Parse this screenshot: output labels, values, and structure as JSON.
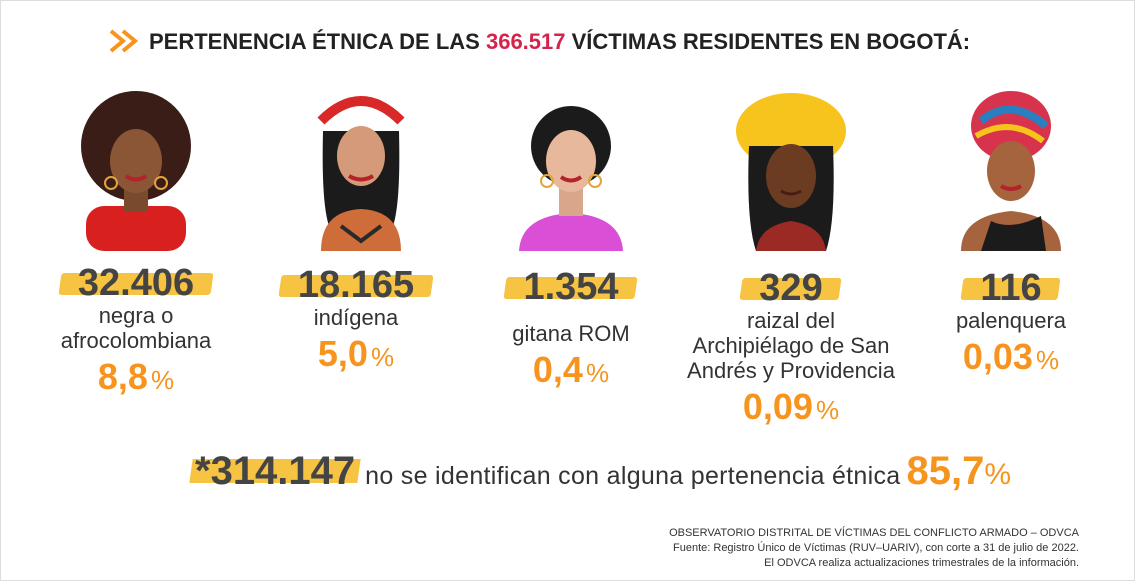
{
  "header": {
    "title_before": "PERTENENCIA ÉTNICA DE LAS",
    "title_number": "366.517",
    "title_after": "VÍCTIMAS RESIDENTES EN BOGOTÁ:"
  },
  "groups": [
    {
      "number": "32.406",
      "label": [
        "negra o",
        "afrocolombiana"
      ],
      "percent": "8,8",
      "unit": "%"
    },
    {
      "number": "18.165",
      "label": [
        "indígena"
      ],
      "percent": "5,0",
      "unit": "%"
    },
    {
      "number": "1.354",
      "label": [
        "gitana ROM"
      ],
      "percent": "0,4",
      "unit": "%"
    },
    {
      "number": "329",
      "label": [
        "raizal del",
        "Archipiélago de San",
        "Andrés y Providencia"
      ],
      "percent": "0,09",
      "unit": "%"
    },
    {
      "number": "116",
      "label": [
        "palenquera"
      ],
      "percent": "0,03",
      "unit": "%"
    }
  ],
  "summary": {
    "number": "*314.147",
    "text": "no se identifican con alguna pertenencia étnica",
    "percent": "85,7",
    "unit": "%"
  },
  "source": [
    "OBSERVATORIO DISTRITAL DE VÍCTIMAS DEL CONFLICTO ARMADO – ODVCA",
    "Fuente: Registro Único de Víctimas (RUV–UARIV), con corte a 31 de julio de 2022.",
    "El ODVCA realiza actualizaciones trimestrales de la información."
  ]
}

=-=-=-=-=

Give an exact copy of the material, leaving out every picture.

Parse this screenshot: output labels, values, and structure as JSON.
{
  "header": {
    "title_before": "PERTENENCIA ÉTNICA DE LAS",
    "title_number": "366.517",
    "title_after": "VÍCTIMAS RESIDENTES EN BOGOTÁ:"
  },
  "groups": [
    {
      "number": "32.406",
      "label": [
        "negra o",
        "afrocolombiana"
      ],
      "percent": "8,8",
      "unit": "%"
    },
    {
      "number": "18.165",
      "label": [
        "indígena"
      ],
      "percent": "5,0",
      "unit": "%"
    },
    {
      "number": "1.354",
      "label": [
        "gitana ROM"
      ],
      "percent": "0,4",
      "unit": "%"
    },
    {
      "number": "329",
      "label": [
        "raizal del",
        "Archipiélago de San",
        "Andrés y Providencia"
      ],
      "percent": "0,09",
      "unit": "%"
    },
    {
      "number": "116",
      "label": [
        "palenquera"
      ],
      "percent": "0,03",
      "unit": "%"
    }
  ],
  "summary": {
    "number": "*314.147",
    "text": "no se identifican con alguna pertenencia étnica",
    "percent": "85,7",
    "unit": "%"
  },
  "source": [
    "OBSERVATORIO DISTRITAL DE VÍCTIMAS DEL CONFLICTO ARMADO – ODVCA",
    "Fuente: Registro Único de Víctimas (RUV–UARIV), con corte a 31 de julio de 2022.",
    "El ODVCA realiza actualizaciones trimestrales de la información."
  ]
}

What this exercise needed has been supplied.